(Recorded data)
------------------------------
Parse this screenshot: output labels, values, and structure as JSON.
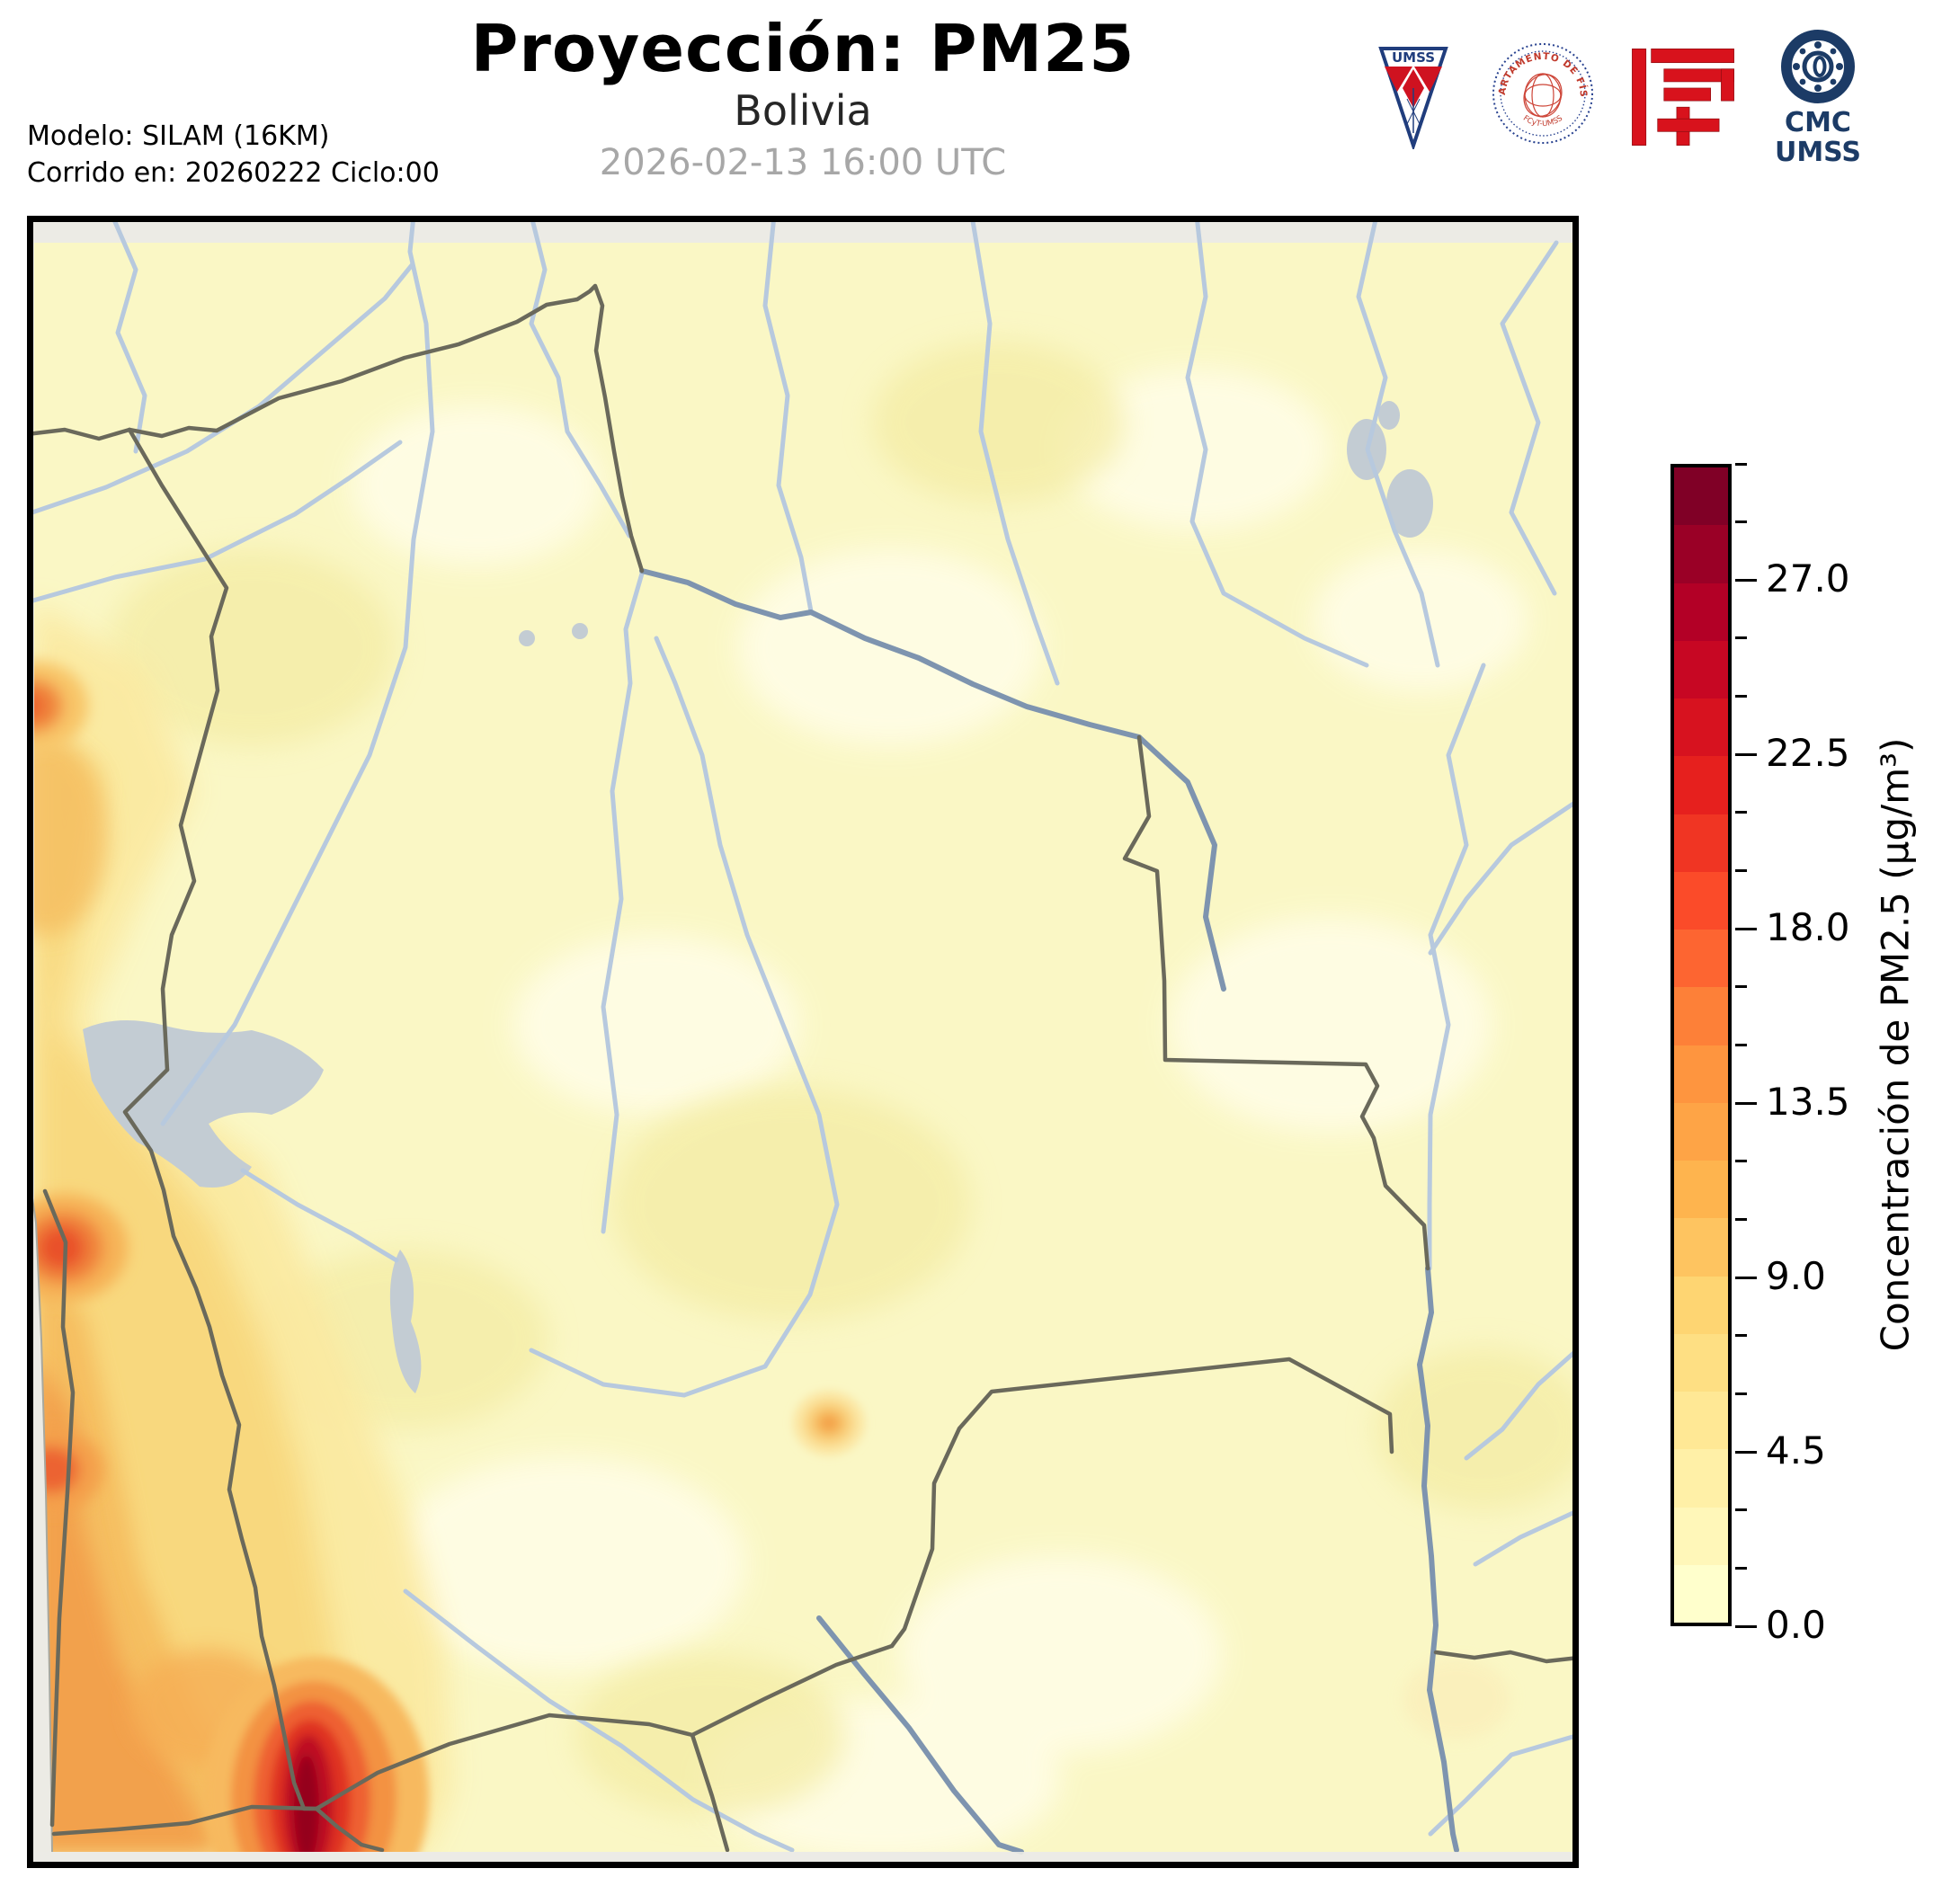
{
  "header": {
    "title": "Proyección: PM25",
    "subtitle": "Bolivia",
    "datetime": "2026-02-13 16:00 UTC",
    "model_info": {
      "line1": "Modelo: SILAM (16KM)",
      "line2": "Corrido en: 20260222 Ciclo:00"
    },
    "logos": {
      "umss_pennant_text": "UMSS",
      "fisica_seal_arc_text": "DEPARTAMENTO DE FÍSICA",
      "fisica_seal_bottom_text": "FCyT-UMSS",
      "cmc_line1": "CMC",
      "cmc_line2": "UMSS"
    }
  },
  "colorbar": {
    "label": "Concentración de PM2.5 (µg/m³)",
    "min": 0,
    "max": 30,
    "tick_step": 1.5,
    "major_tick_values": [
      0,
      4.5,
      9,
      13.5,
      18,
      22.5,
      27
    ],
    "major_tick_labels": [
      "0.0",
      "4.5",
      "9.0",
      "13.5",
      "18.0",
      "22.5",
      "27.0"
    ],
    "colors_bottom_to_top": [
      "#ffffcc",
      "#fff7b9",
      "#fff0a7",
      "#ffe895",
      "#fedf83",
      "#fed572",
      "#fec460",
      "#feb44e",
      "#fea446",
      "#fe953f",
      "#fd8038",
      "#fd6531",
      "#fb4b29",
      "#f03523",
      "#e6201e",
      "#d7121f",
      "#c70723",
      "#b30026",
      "#9a0026",
      "#800026"
    ]
  },
  "map": {
    "region_label": "Bolivia",
    "base_color": "#faf7c5",
    "outside_domain_color": "#ecebe5",
    "river_color": "#b7c9de",
    "major_river_color": "#7e94af",
    "border_color": "#6a695b",
    "lake_color": "#c3ccd3",
    "hotspot_core_color": "#95051f"
  }
}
------------------------------
Write out the whole listing exactly, and drop the pictures.

Parse this screenshot: output labels, values, and structure as JSON.
{
  "header": {
    "title": "Proyección: PM25",
    "subtitle": "Bolivia",
    "datetime": "2026-02-13 16:00 UTC",
    "model_info": {
      "line1": "Modelo: SILAM (16KM)",
      "line2": "Corrido en: 20260222 Ciclo:00"
    },
    "logos": {
      "umss_pennant_text": "UMSS",
      "fisica_seal_arc_text": "DEPARTAMENTO DE FÍSICA",
      "fisica_seal_bottom_text": "FCyT-UMSS",
      "cmc_line1": "CMC",
      "cmc_line2": "UMSS"
    }
  },
  "colorbar": {
    "label": "Concentración de PM2.5 (µg/m³)",
    "min": 0,
    "max": 30,
    "tick_step": 1.5,
    "major_tick_values": [
      0,
      4.5,
      9,
      13.5,
      18,
      22.5,
      27
    ],
    "major_tick_labels": [
      "0.0",
      "4.5",
      "9.0",
      "13.5",
      "18.0",
      "22.5",
      "27.0"
    ],
    "colors_bottom_to_top": [
      "#ffffcc",
      "#fff7b9",
      "#fff0a7",
      "#ffe895",
      "#fedf83",
      "#fed572",
      "#fec460",
      "#feb44e",
      "#fea446",
      "#fe953f",
      "#fd8038",
      "#fd6531",
      "#fb4b29",
      "#f03523",
      "#e6201e",
      "#d7121f",
      "#c70723",
      "#b30026",
      "#9a0026",
      "#800026"
    ]
  },
  "map": {
    "region_label": "Bolivia",
    "base_color": "#faf7c5",
    "outside_domain_color": "#ecebe5",
    "river_color": "#b7c9de",
    "major_river_color": "#7e94af",
    "border_color": "#6a695b",
    "lake_color": "#c3ccd3",
    "hotspot_core_color": "#95051f"
  }
}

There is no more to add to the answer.